Goal: Pull each line holding the word "Canada" from the data.

** START OF Recorded information **

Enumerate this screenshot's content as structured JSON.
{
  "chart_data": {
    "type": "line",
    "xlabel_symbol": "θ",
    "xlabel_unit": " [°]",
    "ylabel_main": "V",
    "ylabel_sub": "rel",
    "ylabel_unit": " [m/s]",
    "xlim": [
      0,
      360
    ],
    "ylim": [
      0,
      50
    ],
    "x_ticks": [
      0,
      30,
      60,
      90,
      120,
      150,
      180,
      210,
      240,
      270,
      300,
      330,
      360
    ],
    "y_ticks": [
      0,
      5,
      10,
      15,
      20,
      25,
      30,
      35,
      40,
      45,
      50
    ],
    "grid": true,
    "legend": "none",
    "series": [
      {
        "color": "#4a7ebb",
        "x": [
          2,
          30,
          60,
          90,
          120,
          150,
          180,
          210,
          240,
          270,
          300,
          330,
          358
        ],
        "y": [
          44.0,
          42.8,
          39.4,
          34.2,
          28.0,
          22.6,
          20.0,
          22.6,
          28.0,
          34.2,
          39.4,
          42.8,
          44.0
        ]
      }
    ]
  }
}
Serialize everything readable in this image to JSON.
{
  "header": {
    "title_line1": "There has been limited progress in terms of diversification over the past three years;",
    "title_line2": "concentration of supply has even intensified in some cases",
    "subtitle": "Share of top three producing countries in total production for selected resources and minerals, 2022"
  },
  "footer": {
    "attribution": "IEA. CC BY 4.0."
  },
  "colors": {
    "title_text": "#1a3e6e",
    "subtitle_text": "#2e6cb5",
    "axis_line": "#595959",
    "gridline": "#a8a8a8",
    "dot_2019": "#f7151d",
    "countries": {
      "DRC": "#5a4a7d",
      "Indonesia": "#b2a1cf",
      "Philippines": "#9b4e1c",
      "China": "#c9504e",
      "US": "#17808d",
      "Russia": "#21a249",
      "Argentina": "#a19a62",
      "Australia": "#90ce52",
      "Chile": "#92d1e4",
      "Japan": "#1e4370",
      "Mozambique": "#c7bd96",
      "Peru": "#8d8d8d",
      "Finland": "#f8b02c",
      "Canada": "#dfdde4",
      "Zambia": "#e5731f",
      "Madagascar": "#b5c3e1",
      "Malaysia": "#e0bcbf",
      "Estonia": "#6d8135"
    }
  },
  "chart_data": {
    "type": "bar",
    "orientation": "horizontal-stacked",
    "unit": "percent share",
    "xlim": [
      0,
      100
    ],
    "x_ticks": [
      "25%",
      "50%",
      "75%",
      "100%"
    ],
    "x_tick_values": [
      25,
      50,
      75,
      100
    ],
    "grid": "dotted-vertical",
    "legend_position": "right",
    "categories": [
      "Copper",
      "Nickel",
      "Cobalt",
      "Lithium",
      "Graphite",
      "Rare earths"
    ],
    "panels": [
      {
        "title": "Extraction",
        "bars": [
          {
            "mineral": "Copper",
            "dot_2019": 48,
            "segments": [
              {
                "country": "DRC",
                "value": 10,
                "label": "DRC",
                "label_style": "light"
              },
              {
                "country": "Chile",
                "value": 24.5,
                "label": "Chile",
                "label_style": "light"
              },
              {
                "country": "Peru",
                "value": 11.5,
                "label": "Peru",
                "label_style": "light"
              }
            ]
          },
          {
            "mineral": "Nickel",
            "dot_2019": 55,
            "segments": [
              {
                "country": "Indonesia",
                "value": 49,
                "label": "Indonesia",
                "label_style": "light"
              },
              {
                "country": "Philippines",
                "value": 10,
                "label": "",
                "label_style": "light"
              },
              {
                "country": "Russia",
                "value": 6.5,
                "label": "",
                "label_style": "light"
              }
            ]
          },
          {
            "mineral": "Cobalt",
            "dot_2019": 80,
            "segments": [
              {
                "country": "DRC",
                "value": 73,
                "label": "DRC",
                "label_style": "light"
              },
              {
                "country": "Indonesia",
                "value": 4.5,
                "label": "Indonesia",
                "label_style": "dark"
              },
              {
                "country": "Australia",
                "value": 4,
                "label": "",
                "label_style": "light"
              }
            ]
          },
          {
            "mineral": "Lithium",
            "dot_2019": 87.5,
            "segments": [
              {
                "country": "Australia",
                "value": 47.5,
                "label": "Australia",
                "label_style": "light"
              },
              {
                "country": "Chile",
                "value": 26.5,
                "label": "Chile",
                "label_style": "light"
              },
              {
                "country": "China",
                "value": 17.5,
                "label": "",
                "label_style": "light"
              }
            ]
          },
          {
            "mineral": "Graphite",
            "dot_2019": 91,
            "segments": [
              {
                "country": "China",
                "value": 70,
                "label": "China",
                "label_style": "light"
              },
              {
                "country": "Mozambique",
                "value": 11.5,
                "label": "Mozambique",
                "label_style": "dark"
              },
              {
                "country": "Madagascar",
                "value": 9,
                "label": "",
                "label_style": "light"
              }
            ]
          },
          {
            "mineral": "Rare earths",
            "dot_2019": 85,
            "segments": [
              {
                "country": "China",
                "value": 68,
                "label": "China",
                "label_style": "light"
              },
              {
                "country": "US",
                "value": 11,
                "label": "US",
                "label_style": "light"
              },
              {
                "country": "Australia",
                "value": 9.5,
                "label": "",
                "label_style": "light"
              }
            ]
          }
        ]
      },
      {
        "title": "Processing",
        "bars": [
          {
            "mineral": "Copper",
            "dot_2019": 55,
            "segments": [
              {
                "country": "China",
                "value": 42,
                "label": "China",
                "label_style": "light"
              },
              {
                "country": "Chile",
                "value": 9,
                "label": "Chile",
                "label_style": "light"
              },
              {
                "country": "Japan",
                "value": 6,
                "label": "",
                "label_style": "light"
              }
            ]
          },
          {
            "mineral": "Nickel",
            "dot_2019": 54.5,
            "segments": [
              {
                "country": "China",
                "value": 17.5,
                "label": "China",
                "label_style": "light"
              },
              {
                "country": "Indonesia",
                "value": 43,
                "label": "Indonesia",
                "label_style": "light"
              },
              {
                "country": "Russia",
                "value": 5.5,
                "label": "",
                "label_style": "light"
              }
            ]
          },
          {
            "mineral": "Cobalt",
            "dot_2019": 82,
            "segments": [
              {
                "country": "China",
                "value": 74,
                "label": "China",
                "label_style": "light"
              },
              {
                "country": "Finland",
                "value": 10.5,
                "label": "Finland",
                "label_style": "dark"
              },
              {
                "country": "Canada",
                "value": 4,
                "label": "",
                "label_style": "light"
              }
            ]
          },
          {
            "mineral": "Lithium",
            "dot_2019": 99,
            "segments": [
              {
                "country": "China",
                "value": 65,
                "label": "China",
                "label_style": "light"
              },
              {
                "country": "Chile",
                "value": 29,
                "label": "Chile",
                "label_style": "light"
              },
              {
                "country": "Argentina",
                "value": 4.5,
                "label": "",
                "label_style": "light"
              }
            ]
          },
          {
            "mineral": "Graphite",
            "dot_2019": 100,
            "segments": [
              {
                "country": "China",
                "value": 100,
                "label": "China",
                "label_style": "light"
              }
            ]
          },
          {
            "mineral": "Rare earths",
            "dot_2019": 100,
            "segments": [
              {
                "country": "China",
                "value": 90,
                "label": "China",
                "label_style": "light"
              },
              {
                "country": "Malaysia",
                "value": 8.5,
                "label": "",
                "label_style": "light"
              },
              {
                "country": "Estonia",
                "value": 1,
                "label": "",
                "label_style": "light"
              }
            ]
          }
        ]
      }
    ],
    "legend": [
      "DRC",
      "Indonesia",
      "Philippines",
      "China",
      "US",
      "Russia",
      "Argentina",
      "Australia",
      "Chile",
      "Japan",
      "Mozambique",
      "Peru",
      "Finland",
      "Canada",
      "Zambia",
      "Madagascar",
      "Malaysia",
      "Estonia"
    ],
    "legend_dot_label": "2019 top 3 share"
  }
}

** END OF Recorded information **

Written answer:
      "Canada": "#dfdde4",
                "country": "Canada",
      "Canada",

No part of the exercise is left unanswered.